Benito Pérez Galdós
Soñemos, alma, soñemos
|
Aprendamos,
con lento estudio, a conocer lo que está muerto y lo que está vivo en el alma
nuestra, en el alma española. Aprendámoslo aplicando el oído al palpitar de
estos enojos que reclaman justicia, equidad, orden, medios de existencia.
Apliquemos todos los sentidos a la observación de los estímulos que apenas
nacen se convierten en fuerzas, de los desconsuelos que derivan lentamente
hacia la esperanza, de la gestación que actúa en los senos del arte, de la
industria, de la ciencia... Observemos cómo el pensamiento trata de buscar
los resortes rudimentarios de la acción, y cómo la acción tantea su primer
gesto, su primer paso.
Al
examinar lo que caducó y lo que germina en el alma nuestra, observemos la
triste ventaja que da la tradición a las ideas y formas de la vieja España.
Las diputamos muertas, y vemos que no acaban de morirse. Las enterramos y se
escapan de sus mal cerradas tumbas. Cuando menos se piensa, salen por ahí
cadáveres que nos increpan con voz estertorosa, y arremeten con brío y dureza
de huesos sin carne contra todo lo que vive, contra lo que quiere vivir:
defendámonos. Respetando lo que la tradición tenga de respetable, rechacemos
el espíritu mortuorio que en buena parte de la Nación prevalece aún,
«dilettantismo» del morir y de toda destrucción. Tengamos propósito firme de
adquirir vida robusta y de creer con todo el vigor y salud que podamos.
Declaremos que es innoble y fea cosa el vivir con media vida, y procuremos
arrojar del alma todo resabio ascético. Ninguna falta nos hacen sufrimientos
ni martirios que no vengan de la Naturaleza por ley superior a nuestra
voluntad. Lo primero que tiene que hacer el alma remozada es penetrarse bien
de la necesidad de evitar a su cuerpo los enflaquecimientos y desmayos
producidos por ayunos voluntarios o forzosos. Detestamos el frío y la
desnudez; anhelamos el bienestar, el cómodo arreglo de todas nuestras horas,
así las de faena como las de descanso. Creemos que la pobreza es un mal y una
injusticia, y la combatiremos dentro de la estricta ley del «tuyo y mío».
Trabajaremos metódicamente con el despabilado pensamiento, o con las manos
hábiles, atentos siempre a que esta pacienzuda labor nos lleve a poseer
cuanto es necesario para una vida modesta y feliz, con todo lo que la
sostiene y vigoriza, con todo lo que la recrea y embellece. Opongamos
briosamente este propósito al furor de los ministros de la muerte nacional, y
declaremos que no nos matarán aunque descarguen sobre nuestras cabezas los
más fieros golpes; que no nos acabará tampoco el desprecio asfixiante; que no
habrá malicia que nos inutilice ni rayo que nos parta. De todas las especies
de muerte que traiga contra nosotros el amojamado esperpento de las viejas
rutinas, resucitaremos.

→ **OBJETIVO 1**: Convierte en una tabla Markdown con las columnas «Nº» y «Contenido» todo lo que va en las entradas desde la línea que contiene "max-xy-jerk-field[interactable]: 10.00 —" hasta la que contiene "steps-e-field[interactable]: 607.10 —", ambas incluidas, sin las líneas en blanco.

→ **ENTRADAS**:
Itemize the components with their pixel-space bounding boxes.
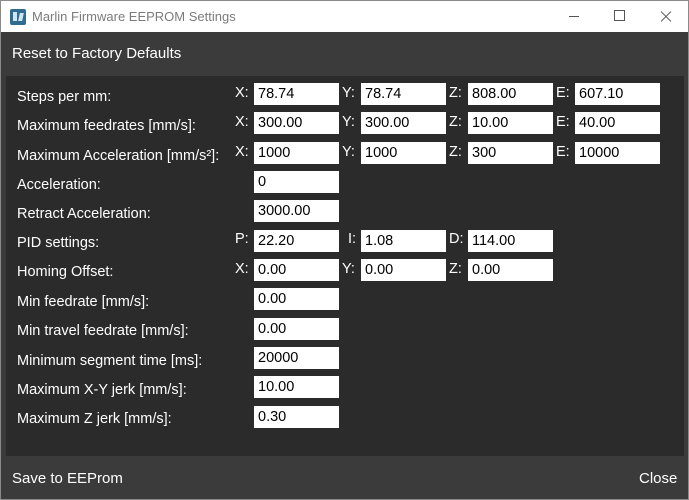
max-xy-jerk-field[interactable]: 10.00 — [254, 376, 339, 398]
maximize-button[interactable] — [597, 1, 643, 32]
steps-x-field[interactable]: 78.74 — [254, 83, 339, 105]
axis-y-label: Y: — [342, 114, 355, 130]
steps-e-field[interactable]: 607.10 — [575, 83, 660, 105]
axis-y-label: Y: — [342, 144, 355, 160]
max-acceleration-label: Maximum Acceleration [mm/s²]: — [17, 148, 220, 164]
min-feedrate-label: Min feedrate [mm/s]: — [17, 294, 150, 310]
axis-z-label: Z: — [449, 114, 462, 130]
accel-z-field[interactable]: 300 — [468, 142, 553, 164]
accel-y-field[interactable]: 1000 — [361, 142, 446, 164]
reset-factory-defaults-button[interactable]: Reset to Factory Defaults — [12, 45, 182, 62]
min-segment-time-field[interactable]: 20000 — [254, 347, 339, 369]
steps-per-mm-label: Steps per mm: — [17, 89, 112, 105]
steps-y-field[interactable]: 78.74 — [361, 83, 446, 105]
pid-settings-label: PID settings: — [17, 235, 100, 251]
acceleration-field[interactable]: 0 — [254, 171, 339, 193]
feedrate-e-field[interactable]: 40.00 — [575, 112, 660, 134]
pid-i-field[interactable]: 1.08 — [361, 230, 446, 252]
acceleration-label: Acceleration: — [17, 177, 101, 193]
axis-x-label: X: — [235, 261, 249, 277]
pid-d-label: D: — [449, 231, 464, 247]
accel-x-field[interactable]: 1000 — [254, 142, 339, 164]
pid-p-label: P: — [235, 231, 249, 247]
pid-d-field[interactable]: 114.00 — [468, 230, 553, 252]
accel-e-field[interactable]: 10000 — [575, 142, 660, 164]
axis-e-label: E: — [556, 114, 570, 130]
min-segment-time-label: Minimum segment time [ms]: — [17, 353, 203, 369]
steps-z-field[interactable]: 808.00 — [468, 83, 553, 105]
maximize-icon — [614, 10, 625, 21]
pid-p-field[interactable]: 22.20 — [254, 230, 339, 252]
max-xy-jerk-label: Maximum X-Y jerk [mm/s]: — [17, 382, 187, 398]
close-button[interactable]: Close — [639, 470, 678, 487]
window-title: Marlin Firmware EEPROM Settings — [32, 9, 236, 24]
max-z-jerk-label: Maximum Z jerk [mm/s]: — [17, 411, 172, 427]
feedrate-z-field[interactable]: 10.00 — [468, 112, 553, 134]
minimize-button[interactable] — [551, 1, 597, 32]
pid-i-label: I: — [348, 231, 357, 247]
footer-bar — [1, 456, 688, 499]
minimize-icon — [569, 16, 579, 17]
homing-offset-label: Homing Offset: — [17, 264, 114, 280]
axis-z-label: Z: — [449, 85, 462, 101]
app-icon — [10, 9, 26, 25]
axis-x-label: X: — [235, 144, 249, 160]
homing-z-field[interactable]: 0.00 — [468, 259, 553, 281]
settings-panel — [6, 76, 684, 456]
min-travel-feedrate-label: Min travel feedrate [mm/s]: — [17, 323, 189, 339]
axis-y-label: Y: — [342, 85, 355, 101]
axis-y-label: Y: — [342, 261, 355, 277]
homing-x-field[interactable]: 0.00 — [254, 259, 339, 281]
toolbar — [1, 32, 688, 72]
retract-acceleration-label: Retract Acceleration: — [17, 206, 151, 222]
title-bar — [1, 1, 688, 32]
max-feedrates-label: Maximum feedrates [mm/s]: — [17, 118, 196, 134]
close-window-button[interactable] — [642, 1, 688, 32]
min-travel-feedrate-field[interactable]: 0.00 — [254, 318, 339, 340]
feedrate-x-field[interactable]: 300.00 — [254, 112, 339, 134]
save-to-eeprom-button[interactable]: Save to EEProm — [12, 470, 123, 487]
axis-e-label: E: — [556, 144, 570, 160]
min-feedrate-field[interactable]: 0.00 — [254, 288, 339, 310]
axis-z-label: Z: — [449, 261, 462, 277]
axis-e-label: E: — [556, 85, 570, 101]
max-z-jerk-field[interactable]: 0.30 — [254, 406, 339, 428]
retract-acceleration-field[interactable]: 3000.00 — [254, 200, 339, 222]
feedrate-y-field[interactable]: 300.00 — [361, 112, 446, 134]
axis-x-label: X: — [235, 85, 249, 101]
axis-z-label: Z: — [449, 144, 462, 160]
homing-y-field[interactable]: 0.00 — [361, 259, 446, 281]
axis-x-label: X: — [235, 114, 249, 130]
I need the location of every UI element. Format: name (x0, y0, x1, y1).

→ **OBJETIVO 2**: Copia sin cambios del texto «Soñemos, alma, soñemos» todo lo que va desde "Trabajaremos metódicamente con" hasta "rutinas, resucitaremos.".

→ **RESULTADO COMPLETO 1**:
| Nº | Contenido |
|---|---|
| 1 | max-xy-jerk-field[interactable]: 10.00 — [254, 376, 339, 398] |
| 2 | maximize-button[interactable] — [597, 1, 643, 32] |
| 3 | steps-x-field[interactable]: 78.74 — [254, 83, 339, 105] |
| 4 | axis-y-label: Y: — [342, 114, 355, 130] |
| 5 | steps-e-field[interactable]: 607.10 — [575, 83, 660, 105] |

→ **RESULTADO COMPLETO 2**:
Trabajaremos metódicamente con el despabilado pensamiento, o con las manos
hábiles, atentos siempre a que esta pacienzuda labor nos lleve a poseer
cuanto es necesario para una vida modesta y feliz, con todo lo que la
sostiene y vigoriza, con todo lo que la recrea y embellece. Opongamos
briosamente este propósito al furor de los ministros de la muerte nacional, y
declaremos que no nos matarán aunque descarguen sobre nuestras cabezas los
más fieros golpes; que no nos acabará tampoco el desprecio asfixiante; que no
habrá malicia que nos inutilice ni rayo que nos parta. De todas las especies
de muerte que traiga contra nosotros el amojamado esperpento de las viejas
rutinas, resucitaremos.